━━ Supplied information ━━

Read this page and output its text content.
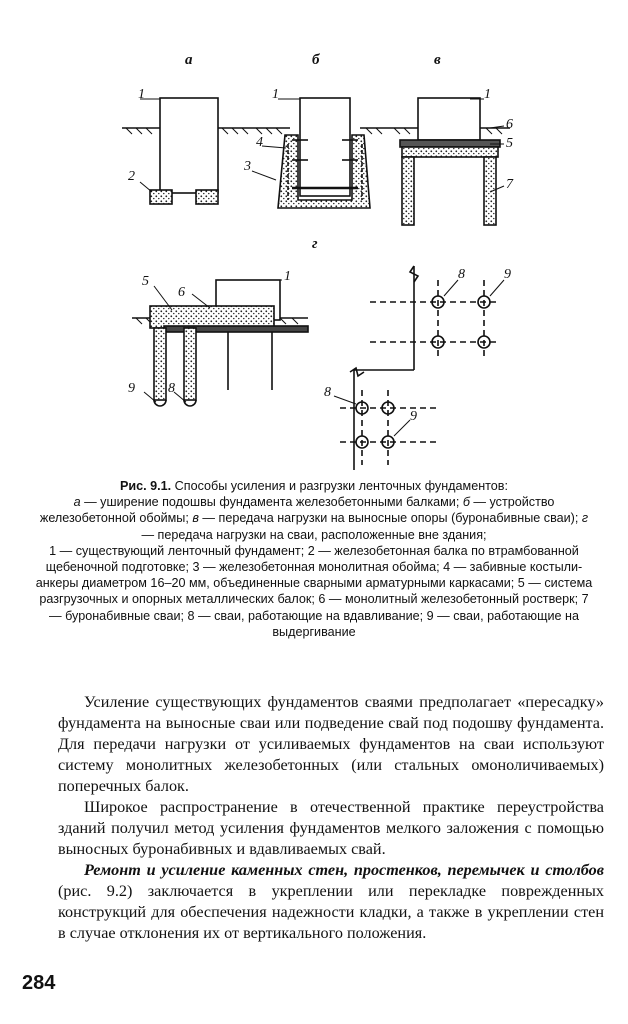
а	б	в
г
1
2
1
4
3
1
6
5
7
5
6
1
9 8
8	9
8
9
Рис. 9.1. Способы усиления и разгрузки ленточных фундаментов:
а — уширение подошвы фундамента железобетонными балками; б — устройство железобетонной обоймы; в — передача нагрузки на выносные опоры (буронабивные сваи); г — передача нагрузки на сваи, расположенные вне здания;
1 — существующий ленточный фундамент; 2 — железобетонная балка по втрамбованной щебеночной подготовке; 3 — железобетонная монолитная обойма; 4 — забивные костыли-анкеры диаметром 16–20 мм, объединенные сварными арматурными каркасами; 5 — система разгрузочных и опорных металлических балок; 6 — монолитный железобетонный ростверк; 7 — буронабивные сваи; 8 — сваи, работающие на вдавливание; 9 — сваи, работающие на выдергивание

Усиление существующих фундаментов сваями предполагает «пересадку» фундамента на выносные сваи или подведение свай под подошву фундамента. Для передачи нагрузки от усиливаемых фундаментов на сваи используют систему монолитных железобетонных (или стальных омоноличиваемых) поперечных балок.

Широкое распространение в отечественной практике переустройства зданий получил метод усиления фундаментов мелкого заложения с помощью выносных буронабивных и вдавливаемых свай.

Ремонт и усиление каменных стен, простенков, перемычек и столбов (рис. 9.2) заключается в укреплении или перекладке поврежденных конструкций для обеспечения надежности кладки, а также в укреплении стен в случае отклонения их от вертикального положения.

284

━━━
━━ Supplied information ━━

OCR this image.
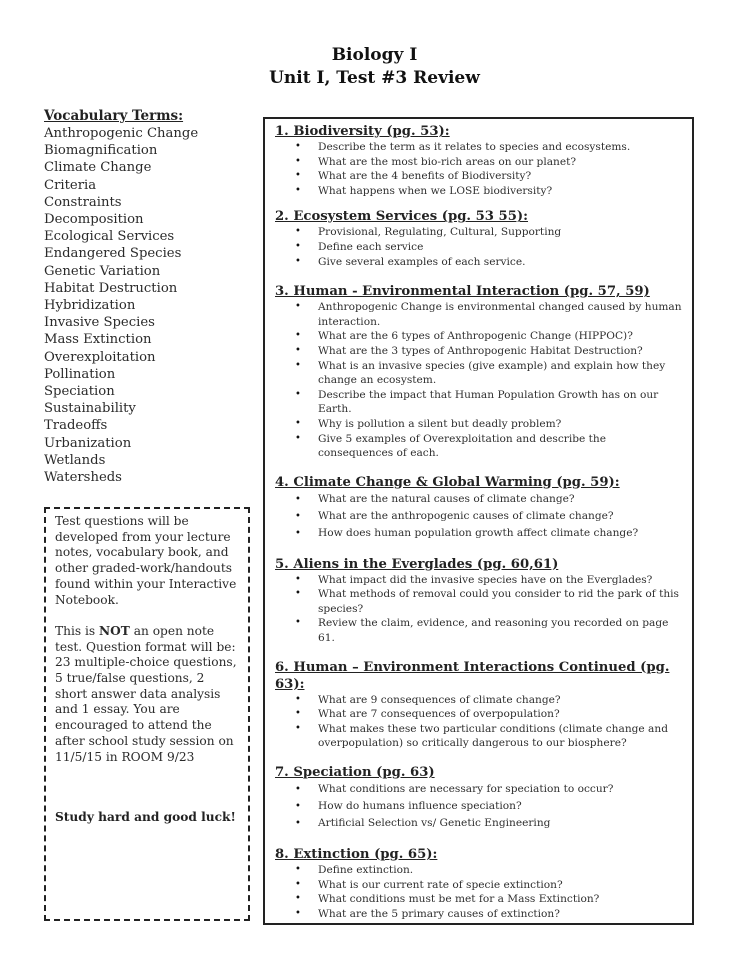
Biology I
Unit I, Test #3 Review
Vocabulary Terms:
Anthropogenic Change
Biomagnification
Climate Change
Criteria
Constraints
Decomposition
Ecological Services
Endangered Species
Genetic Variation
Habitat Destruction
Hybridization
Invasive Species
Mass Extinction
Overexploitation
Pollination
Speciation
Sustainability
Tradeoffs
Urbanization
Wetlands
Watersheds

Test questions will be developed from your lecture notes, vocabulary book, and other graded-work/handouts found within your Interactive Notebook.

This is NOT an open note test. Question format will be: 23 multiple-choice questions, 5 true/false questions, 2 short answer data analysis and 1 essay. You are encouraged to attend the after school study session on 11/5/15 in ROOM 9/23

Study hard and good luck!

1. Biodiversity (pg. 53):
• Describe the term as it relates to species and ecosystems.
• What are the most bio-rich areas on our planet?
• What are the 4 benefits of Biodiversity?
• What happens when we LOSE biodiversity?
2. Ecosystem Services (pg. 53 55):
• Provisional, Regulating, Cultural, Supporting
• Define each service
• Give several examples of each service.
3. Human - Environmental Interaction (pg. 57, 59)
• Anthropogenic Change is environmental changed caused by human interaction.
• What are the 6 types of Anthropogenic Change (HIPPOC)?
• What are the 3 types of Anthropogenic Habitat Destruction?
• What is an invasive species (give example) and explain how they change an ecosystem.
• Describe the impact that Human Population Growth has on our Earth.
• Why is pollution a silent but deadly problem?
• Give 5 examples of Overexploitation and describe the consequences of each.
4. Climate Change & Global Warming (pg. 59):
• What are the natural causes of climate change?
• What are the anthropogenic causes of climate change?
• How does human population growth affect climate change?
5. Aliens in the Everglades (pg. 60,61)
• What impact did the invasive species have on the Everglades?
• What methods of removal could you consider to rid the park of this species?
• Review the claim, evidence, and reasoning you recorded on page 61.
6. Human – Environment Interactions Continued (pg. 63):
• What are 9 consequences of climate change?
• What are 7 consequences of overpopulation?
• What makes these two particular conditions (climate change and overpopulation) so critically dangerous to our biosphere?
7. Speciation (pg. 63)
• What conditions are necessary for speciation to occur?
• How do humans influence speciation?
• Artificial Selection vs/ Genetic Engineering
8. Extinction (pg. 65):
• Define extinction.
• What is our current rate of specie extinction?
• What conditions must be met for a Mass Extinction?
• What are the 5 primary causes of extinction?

━━━
━━ Supplied information ━━

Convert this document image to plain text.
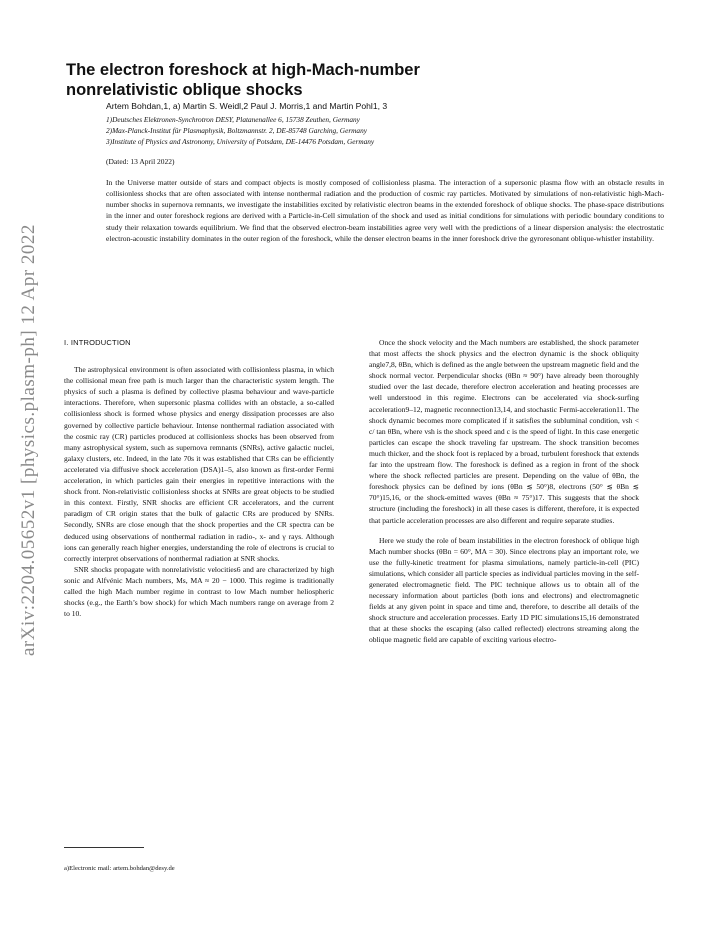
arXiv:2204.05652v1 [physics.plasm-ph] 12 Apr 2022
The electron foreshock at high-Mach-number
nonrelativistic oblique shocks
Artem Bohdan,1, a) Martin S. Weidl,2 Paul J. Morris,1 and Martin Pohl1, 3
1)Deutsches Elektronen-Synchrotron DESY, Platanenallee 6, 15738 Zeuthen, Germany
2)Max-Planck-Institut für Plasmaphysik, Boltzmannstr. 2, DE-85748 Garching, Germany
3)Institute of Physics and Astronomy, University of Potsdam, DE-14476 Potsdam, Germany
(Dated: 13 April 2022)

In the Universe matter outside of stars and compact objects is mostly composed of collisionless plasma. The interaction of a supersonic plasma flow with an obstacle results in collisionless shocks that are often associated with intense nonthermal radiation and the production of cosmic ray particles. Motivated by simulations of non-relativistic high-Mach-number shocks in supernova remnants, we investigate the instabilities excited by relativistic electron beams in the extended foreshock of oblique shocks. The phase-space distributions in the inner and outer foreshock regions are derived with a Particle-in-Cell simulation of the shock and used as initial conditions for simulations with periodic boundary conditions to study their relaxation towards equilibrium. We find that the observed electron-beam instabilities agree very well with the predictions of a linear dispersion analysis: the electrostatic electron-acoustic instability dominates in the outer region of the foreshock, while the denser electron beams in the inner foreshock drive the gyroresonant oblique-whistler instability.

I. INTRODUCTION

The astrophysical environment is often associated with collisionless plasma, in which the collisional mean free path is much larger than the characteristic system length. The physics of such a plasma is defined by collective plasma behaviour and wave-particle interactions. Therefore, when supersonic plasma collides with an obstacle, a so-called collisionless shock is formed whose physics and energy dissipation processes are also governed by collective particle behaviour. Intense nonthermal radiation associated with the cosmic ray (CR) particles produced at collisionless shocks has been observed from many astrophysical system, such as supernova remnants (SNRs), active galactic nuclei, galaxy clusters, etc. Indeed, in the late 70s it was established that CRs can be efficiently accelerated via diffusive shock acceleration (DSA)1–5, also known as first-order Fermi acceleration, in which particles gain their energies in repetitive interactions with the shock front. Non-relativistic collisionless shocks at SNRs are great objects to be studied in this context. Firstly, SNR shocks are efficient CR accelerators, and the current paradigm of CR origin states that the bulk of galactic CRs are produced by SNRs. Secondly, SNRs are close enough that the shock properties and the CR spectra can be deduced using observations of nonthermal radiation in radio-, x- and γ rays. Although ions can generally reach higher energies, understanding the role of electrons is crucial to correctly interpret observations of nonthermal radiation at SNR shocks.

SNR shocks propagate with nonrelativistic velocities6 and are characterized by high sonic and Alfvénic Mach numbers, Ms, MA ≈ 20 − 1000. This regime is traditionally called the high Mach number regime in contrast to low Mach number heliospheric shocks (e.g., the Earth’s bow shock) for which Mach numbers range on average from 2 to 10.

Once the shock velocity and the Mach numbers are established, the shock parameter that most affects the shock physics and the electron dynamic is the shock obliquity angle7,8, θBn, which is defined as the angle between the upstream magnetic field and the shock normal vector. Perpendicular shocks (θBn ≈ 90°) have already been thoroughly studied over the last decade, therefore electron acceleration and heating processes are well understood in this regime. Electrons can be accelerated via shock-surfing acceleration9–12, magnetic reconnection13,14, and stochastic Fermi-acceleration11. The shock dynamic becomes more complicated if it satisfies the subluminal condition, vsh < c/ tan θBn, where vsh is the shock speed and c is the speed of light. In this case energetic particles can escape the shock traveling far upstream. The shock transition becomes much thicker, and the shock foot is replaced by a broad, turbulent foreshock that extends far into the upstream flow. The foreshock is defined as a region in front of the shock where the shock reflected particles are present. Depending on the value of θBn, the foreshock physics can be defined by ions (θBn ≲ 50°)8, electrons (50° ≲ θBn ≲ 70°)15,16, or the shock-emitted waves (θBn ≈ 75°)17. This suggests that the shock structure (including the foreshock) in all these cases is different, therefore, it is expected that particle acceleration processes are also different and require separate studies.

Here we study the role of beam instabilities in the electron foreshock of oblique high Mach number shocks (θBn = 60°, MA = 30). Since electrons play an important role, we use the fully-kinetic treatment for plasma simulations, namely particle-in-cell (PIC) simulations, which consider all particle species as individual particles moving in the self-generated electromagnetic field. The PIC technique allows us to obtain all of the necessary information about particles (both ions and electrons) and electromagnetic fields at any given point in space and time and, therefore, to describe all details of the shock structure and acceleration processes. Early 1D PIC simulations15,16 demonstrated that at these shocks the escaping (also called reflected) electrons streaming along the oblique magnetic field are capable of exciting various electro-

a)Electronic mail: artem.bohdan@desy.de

━━━

> Exercise details
Only the number is wanted: how many lines in the entries above contain the string "Genetic"?

> Solution to this problem
2